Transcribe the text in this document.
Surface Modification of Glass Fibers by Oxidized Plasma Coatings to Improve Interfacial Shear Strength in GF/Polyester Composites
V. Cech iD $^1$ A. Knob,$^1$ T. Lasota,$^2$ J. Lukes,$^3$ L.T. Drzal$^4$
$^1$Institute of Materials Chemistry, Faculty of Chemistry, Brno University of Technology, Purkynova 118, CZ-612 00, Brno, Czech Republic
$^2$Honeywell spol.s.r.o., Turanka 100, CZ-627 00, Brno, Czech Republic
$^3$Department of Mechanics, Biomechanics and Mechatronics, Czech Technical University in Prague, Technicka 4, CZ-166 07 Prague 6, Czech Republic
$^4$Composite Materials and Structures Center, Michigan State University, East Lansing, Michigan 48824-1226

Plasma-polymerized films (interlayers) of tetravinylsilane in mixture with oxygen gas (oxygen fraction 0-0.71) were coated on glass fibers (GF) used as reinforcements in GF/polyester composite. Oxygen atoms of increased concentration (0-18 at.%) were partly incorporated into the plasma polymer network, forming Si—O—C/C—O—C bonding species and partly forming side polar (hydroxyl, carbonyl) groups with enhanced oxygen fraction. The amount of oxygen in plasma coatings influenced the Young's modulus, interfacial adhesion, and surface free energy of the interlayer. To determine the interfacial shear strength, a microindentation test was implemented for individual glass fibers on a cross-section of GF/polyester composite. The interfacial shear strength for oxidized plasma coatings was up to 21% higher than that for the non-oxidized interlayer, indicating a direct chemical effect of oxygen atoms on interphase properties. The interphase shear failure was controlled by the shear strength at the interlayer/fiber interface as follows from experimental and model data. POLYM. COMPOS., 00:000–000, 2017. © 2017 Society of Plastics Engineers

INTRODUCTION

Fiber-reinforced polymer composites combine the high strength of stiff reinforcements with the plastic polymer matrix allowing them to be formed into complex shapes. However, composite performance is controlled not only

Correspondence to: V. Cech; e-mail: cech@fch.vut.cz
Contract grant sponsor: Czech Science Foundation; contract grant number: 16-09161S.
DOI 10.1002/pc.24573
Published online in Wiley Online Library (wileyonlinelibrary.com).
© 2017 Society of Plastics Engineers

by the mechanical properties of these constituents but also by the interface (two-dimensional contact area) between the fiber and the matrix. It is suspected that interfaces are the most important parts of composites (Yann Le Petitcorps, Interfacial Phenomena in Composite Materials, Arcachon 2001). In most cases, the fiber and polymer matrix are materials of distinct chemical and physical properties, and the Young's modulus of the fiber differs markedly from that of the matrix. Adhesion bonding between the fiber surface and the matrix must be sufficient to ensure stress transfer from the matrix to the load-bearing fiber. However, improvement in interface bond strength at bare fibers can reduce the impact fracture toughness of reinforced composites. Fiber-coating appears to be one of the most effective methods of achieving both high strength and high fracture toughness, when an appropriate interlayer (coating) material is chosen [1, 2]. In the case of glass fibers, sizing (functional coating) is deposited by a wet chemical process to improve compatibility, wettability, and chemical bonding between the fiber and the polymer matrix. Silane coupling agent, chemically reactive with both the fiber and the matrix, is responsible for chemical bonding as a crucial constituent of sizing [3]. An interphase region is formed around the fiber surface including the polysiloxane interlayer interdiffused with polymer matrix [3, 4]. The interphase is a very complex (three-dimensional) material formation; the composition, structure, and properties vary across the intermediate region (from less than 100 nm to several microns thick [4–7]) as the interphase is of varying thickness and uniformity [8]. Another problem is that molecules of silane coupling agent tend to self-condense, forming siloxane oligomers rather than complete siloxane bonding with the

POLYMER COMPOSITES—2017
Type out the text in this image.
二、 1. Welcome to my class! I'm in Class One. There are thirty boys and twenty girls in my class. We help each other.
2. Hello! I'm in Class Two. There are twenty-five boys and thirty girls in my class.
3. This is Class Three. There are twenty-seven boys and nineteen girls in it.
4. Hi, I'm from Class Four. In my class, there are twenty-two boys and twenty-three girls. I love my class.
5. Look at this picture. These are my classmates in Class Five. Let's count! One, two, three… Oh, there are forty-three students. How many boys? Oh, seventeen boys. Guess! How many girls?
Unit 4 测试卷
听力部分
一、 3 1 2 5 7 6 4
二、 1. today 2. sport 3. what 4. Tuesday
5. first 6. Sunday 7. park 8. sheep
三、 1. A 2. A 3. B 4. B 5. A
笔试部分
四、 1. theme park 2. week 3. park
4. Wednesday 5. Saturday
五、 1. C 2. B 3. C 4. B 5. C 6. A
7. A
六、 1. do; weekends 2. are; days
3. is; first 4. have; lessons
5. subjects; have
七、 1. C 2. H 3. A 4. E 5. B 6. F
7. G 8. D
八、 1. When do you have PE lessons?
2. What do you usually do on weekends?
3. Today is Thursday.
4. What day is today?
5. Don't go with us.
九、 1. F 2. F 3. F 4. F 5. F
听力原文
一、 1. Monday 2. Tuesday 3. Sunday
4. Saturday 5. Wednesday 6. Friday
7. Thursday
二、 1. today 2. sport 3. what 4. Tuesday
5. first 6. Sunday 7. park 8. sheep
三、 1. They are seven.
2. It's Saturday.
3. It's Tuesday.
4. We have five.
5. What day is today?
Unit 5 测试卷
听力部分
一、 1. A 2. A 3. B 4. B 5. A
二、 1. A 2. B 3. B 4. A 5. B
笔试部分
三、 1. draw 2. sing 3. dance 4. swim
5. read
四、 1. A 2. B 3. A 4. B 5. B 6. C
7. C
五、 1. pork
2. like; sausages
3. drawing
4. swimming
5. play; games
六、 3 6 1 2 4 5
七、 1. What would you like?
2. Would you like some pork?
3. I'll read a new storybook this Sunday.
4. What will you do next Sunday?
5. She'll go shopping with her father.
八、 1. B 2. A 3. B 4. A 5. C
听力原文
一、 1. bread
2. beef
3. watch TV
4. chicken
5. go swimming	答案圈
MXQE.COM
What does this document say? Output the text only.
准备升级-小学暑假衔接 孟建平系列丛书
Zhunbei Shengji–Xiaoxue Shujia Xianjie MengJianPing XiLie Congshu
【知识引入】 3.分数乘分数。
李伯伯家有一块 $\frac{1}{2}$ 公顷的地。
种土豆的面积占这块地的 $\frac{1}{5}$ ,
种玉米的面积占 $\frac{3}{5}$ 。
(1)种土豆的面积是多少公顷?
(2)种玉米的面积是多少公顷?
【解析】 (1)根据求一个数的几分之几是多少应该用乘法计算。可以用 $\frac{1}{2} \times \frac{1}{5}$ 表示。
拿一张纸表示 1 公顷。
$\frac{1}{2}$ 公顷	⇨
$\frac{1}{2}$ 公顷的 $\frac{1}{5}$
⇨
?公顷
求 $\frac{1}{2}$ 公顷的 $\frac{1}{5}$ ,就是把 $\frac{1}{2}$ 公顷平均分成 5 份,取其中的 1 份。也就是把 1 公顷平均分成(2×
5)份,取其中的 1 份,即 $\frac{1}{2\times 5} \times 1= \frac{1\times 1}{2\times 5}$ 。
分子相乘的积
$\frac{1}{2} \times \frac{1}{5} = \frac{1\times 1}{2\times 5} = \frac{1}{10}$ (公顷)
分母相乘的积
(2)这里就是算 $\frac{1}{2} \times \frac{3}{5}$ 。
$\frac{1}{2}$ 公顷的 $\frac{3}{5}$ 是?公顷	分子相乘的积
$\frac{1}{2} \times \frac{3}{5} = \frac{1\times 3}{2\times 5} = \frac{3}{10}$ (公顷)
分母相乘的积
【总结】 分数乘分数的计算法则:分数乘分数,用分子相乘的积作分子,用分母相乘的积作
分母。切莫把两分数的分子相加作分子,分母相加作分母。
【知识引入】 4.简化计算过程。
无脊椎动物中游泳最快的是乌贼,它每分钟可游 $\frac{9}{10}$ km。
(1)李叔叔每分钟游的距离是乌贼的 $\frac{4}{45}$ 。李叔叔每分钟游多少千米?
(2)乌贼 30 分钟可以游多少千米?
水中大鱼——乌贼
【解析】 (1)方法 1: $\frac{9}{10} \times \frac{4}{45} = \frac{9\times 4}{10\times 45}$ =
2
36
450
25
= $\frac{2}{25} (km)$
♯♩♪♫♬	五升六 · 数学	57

........

◆ **Task instructions**
Lines that include the word "取其中的" are to be extracted from the data above.

◆ **Result of the exercise**
求 $\frac{1}{2}$ 公顷的 $\frac{1}{5}$ ,就是把 $\frac{1}{2}$ 公顷平均分成 5 份,取其中的 1 份。也就是把 1 公顷平均分成(2×
5)份,取其中的 1 份,即 $\frac{1}{2\times 5} \times 1= \frac{1\times 1}{2\times 5}$ 。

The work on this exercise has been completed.